(Exercise instructions) Extract every line from the records below that contains the word "phép".
━━━ Entries ━━━
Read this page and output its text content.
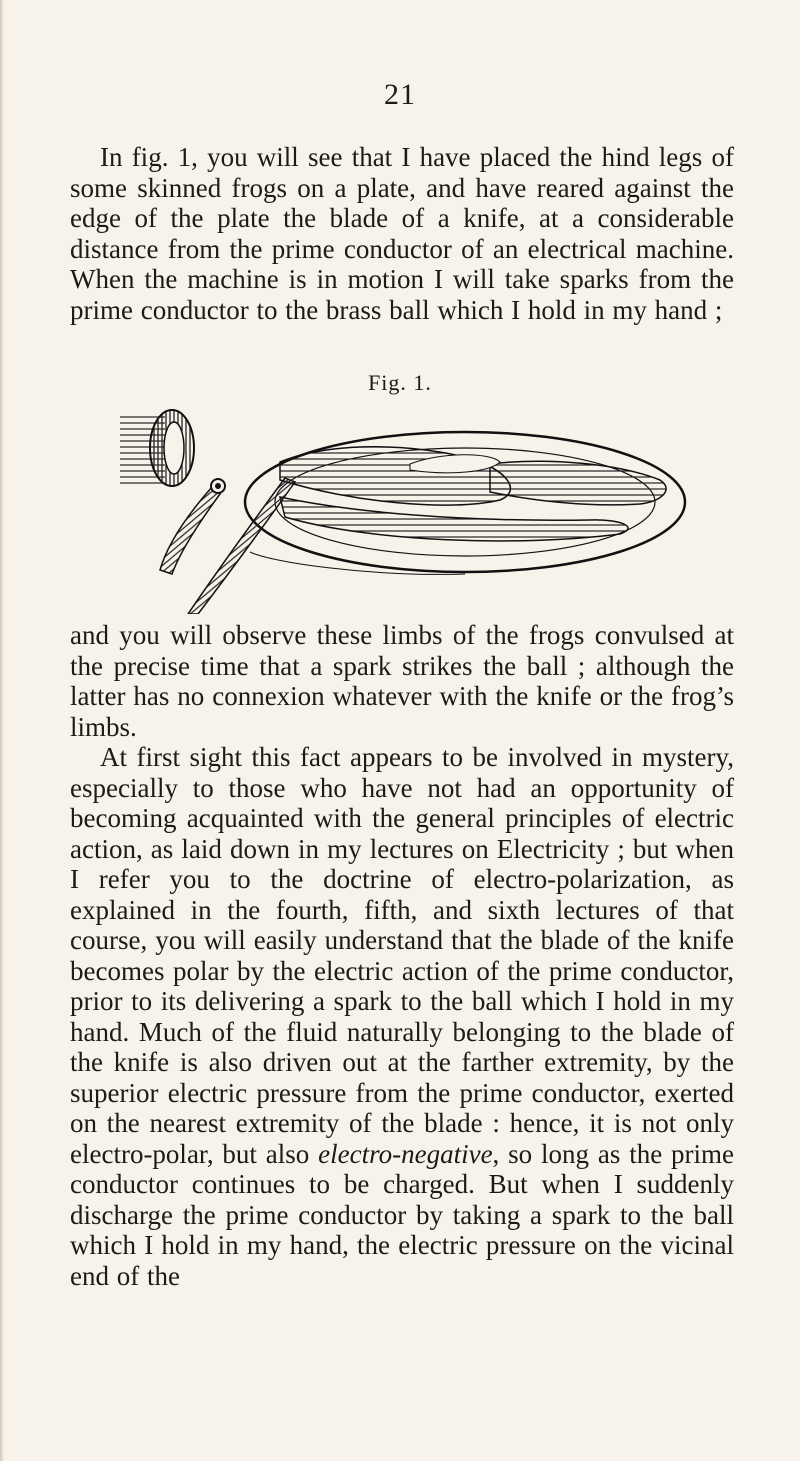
21

In fig. 1, you will see that I have placed the hind legs of some skinned frogs on a plate, and have reared against the edge of the plate the blade of a knife, at a considerable distance from the prime conductor of an electrical machine. When the machine is in motion I will take sparks from the prime conductor to the brass ball which I hold in my hand ;

Fig. 1.

and you will observe these limbs of the frogs convulsed at the precise time that a spark strikes the ball ; although the latter has no connexion whatever with the knife or the frog’s limbs.

At first sight this fact appears to be involved in mystery, especially to those who have not had an opportunity of becoming acquainted with the general principles of electric action, as laid down in my lectures on Electricity ; but when I refer you to the doctrine of electro-polarization, as explained in the fourth, fifth, and sixth lectures of that course, you will easily understand that the blade of the knife becomes polar by the electric action of the prime conductor, prior to its delivering a spark to the ball which I hold in my hand. Much of the fluid naturally belonging to the blade of the knife is also driven out at the farther extremity, by the superior electric pressure from the prime conductor, exerted on the nearest extremity of the blade : hence, it is not only electro-polar, but also electro-negative, so long as the prime conductor continues to be charged. But when I suddenly discharge the prime conductor by taking a spark to the ball which I hold in my hand, the electric pressure on the vicinal end of the
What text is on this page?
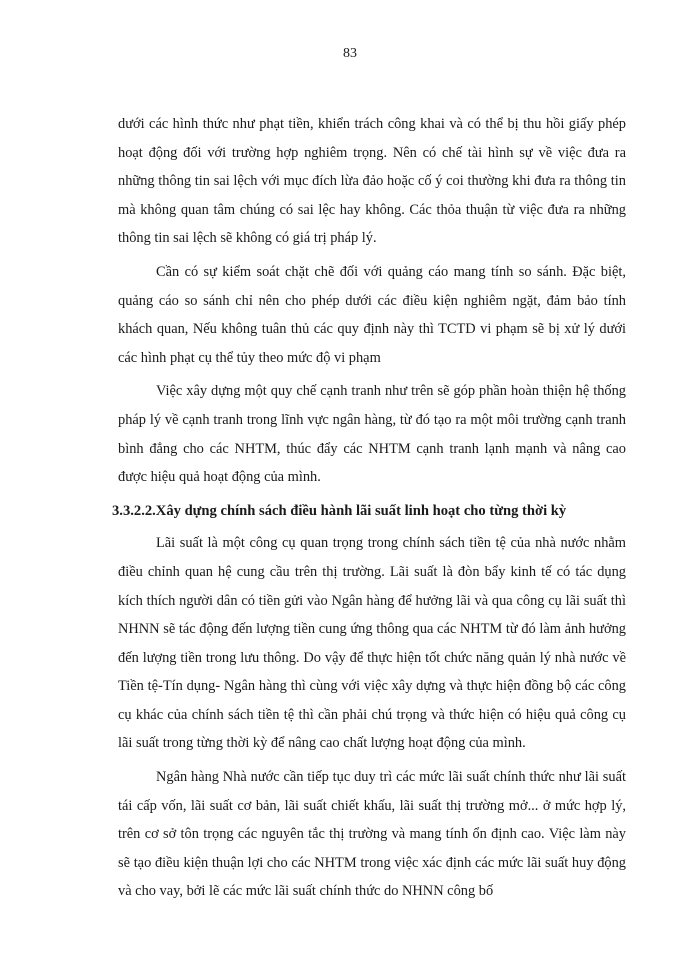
83

dưới các hình thức như phạt tiền, khiển trách công khai và có thể bị thu hồi giấy phép hoạt động đối với trường hợp nghiêm trọng. Nên có chế tài hình sự về việc đưa ra những thông tin sai lệch với mục đích lừa đảo hoặc cố ý coi thường khi đưa ra thông tin mà không quan tâm chúng có sai lệc hay không. Các thỏa thuận từ việc đưa ra những thông tin sai lệch sẽ không có giá trị pháp lý.

Cần có sự kiểm soát chặt chẽ đối với quảng cáo mang tính so sánh. Đặc biệt, quảng cáo so sánh chỉ nên cho phép dưới các điều kiện nghiêm ngặt, đảm bảo tính khách quan, Nếu không tuân thủ các quy định này thì TCTD vi phạm sẽ bị xử lý dưới các hình phạt cụ thể tủy theo mức độ vi phạm

Việc xây dựng một quy chế cạnh tranh như trên sẽ góp phần hoàn thiện hệ thống pháp lý về cạnh tranh trong lĩnh vực ngân hàng, từ đó tạo ra một môi trường cạnh tranh bình đẳng cho các NHTM, thúc đẩy các NHTM cạnh tranh lạnh mạnh và nâng cao được hiệu quả hoạt động của mình.

3.3.2.2.Xây dựng chính sách điều hành lãi suất linh hoạt cho từng thời kỳ

Lãi suất là một công cụ quan trọng trong chính sách tiền tệ của nhà nước nhằm điều chỉnh quan hệ cung cầu trên thị trường. Lãi suất là đòn bẩy kinh tế có tác dụng kích thích người dân có tiền gửi vào Ngân hàng để hưởng lãi và qua công cụ lãi suất thì NHNN sẽ tác động đến lượng tiền cung ứng thông qua các NHTM từ đó làm ảnh hưởng đến lượng tiền trong lưu thông. Do vậy để thực hiện tốt chức năng quản lý nhà nước về Tiền tệ-Tín dụng- Ngân hàng thì cùng với việc xây dựng và thực hiện đồng bộ các công cụ khác của chính sách tiền tệ thì cần phải chú trọng và thức hiện có hiệu quả công cụ lãi suất trong từng thời kỳ để nâng cao chất lượng hoạt động của mình.

Ngân hàng Nhà nước cần tiếp tục duy trì các mức lãi suất chính thức như lãi suất tái cấp vốn, lãi suất cơ bản, lãi suất chiết khấu, lãi suất thị trường mở... ở mức hợp lý, trên cơ sở tôn trọng các nguyên tắc thị trường và mang tính ổn định cao. Việc làm này sẽ tạo điều kiện thuận lợi cho các NHTM trong việc xác định các mức lãi suất huy động và cho vay, bởi lẽ các mức lãi suất chính thức do NHNN công bố
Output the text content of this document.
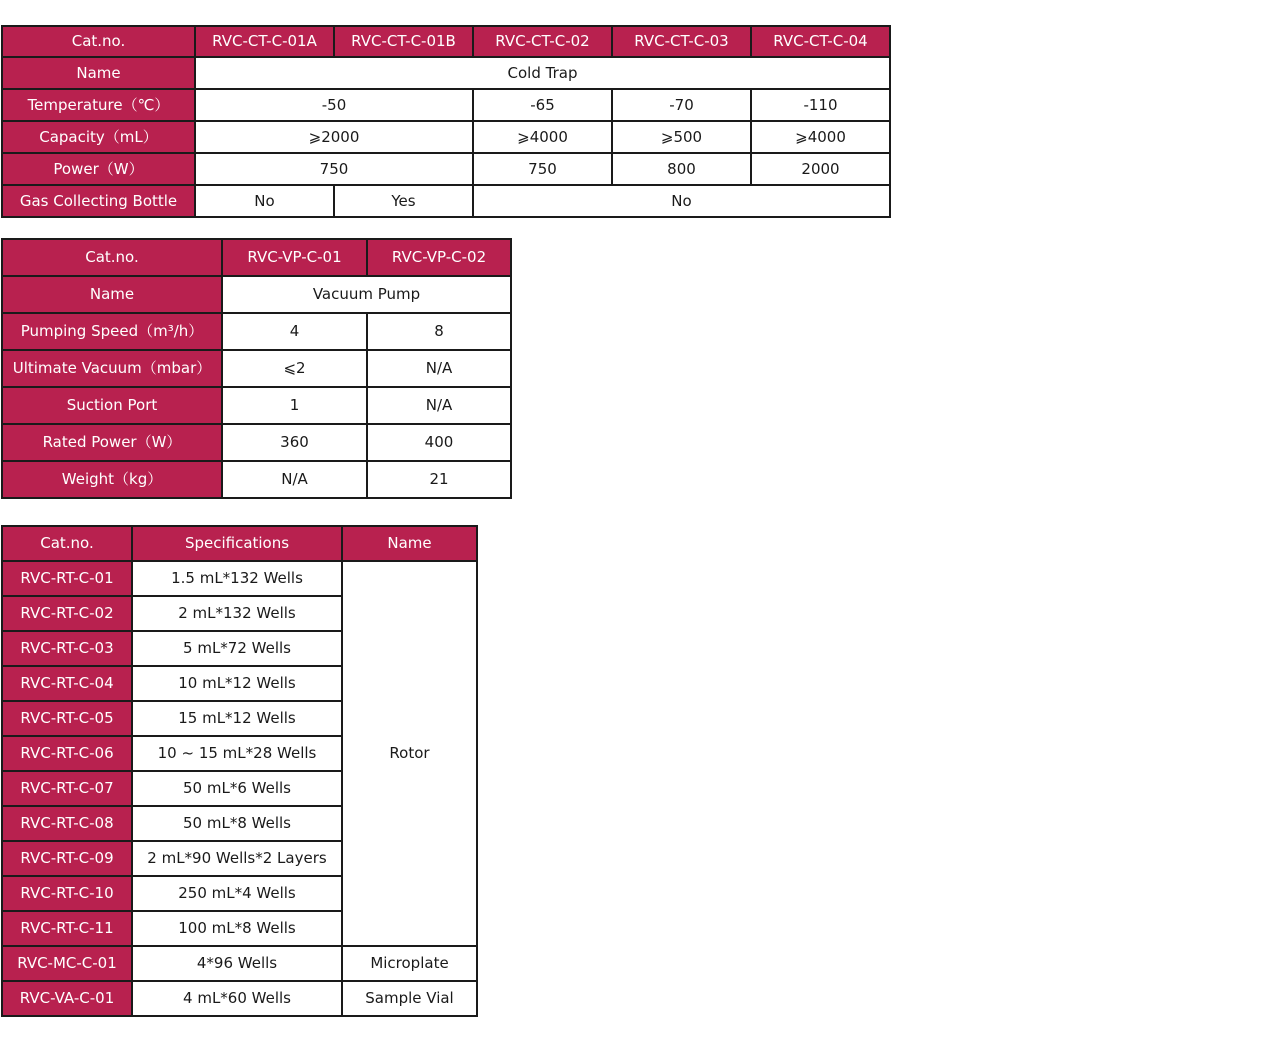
Cat.no.	RVC-CT-C-01A	RVC-CT-C-01B	RVC-CT-C-02	RVC-CT-C-03	RVC-CT-C-04
Name	Cold Trap				
Temperature（℃）	-50		-65	-70	-110
Capacity（mL）	⩾2000		⩾4000	⩾500	⩾4000
Power（W）	750		750	800	2000
Gas Collecting Bottle	No	Yes	No		
Cat.no.	RVC-VP-C-01	RVC-VP-C-02
Name	Vacuum Pump	
Pumping Speed（m³/h）	4	8
Ultimate Vacuum（mbar）	⩽2	N/A
Suction Port	1	N/A
Rated Power（W）	360	400
Weight（kg）	N/A	21
Cat.no.	Specifications	Name
RVC-RT-C-01	1.5 mL*132 Wells	Rotor
RVC-RT-C-02	2 mL*132 Wells	
RVC-RT-C-03	5 mL*72 Wells	
RVC-RT-C-04	10 mL*12 Wells	
RVC-RT-C-05	15 mL*12 Wells	
RVC-RT-C-06	10 ~ 15 mL*28 Wells	
RVC-RT-C-07	50 mL*6 Wells	
RVC-RT-C-08	50 mL*8 Wells	
RVC-RT-C-09	2 mL*90 Wells*2 Layers	
RVC-RT-C-10	250 mL*4 Wells	
RVC-RT-C-11	100 mL*8 Wells	
RVC-MC-C-01	4*96 Wells	Microplate
RVC-VA-C-01	4 mL*60 Wells	Sample Vial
━━━
(Output)
dưới các hình thức như phạt tiền, khiển trách công khai và có thể bị thu hồi giấy phép hoạt động đối với trường hợp nghiêm trọng. Nên có chế tài hình sự về việc đưa ra những thông tin sai lệch với mục đích lừa đảo hoặc cố ý coi thường khi đưa ra thông tin mà không quan tâm chúng có sai lệc hay không. Các thỏa thuận từ việc đưa ra những thông tin sai lệch sẽ không có giá trị pháp lý.
Cần có sự kiểm soát chặt chẽ đối với quảng cáo mang tính so sánh. Đặc biệt, quảng cáo so sánh chỉ nên cho phép dưới các điều kiện nghiêm ngặt, đảm bảo tính khách quan, Nếu không tuân thủ các quy định này thì TCTD vi phạm sẽ bị xử lý dưới các hình phạt cụ thể tủy theo mức độ vi phạm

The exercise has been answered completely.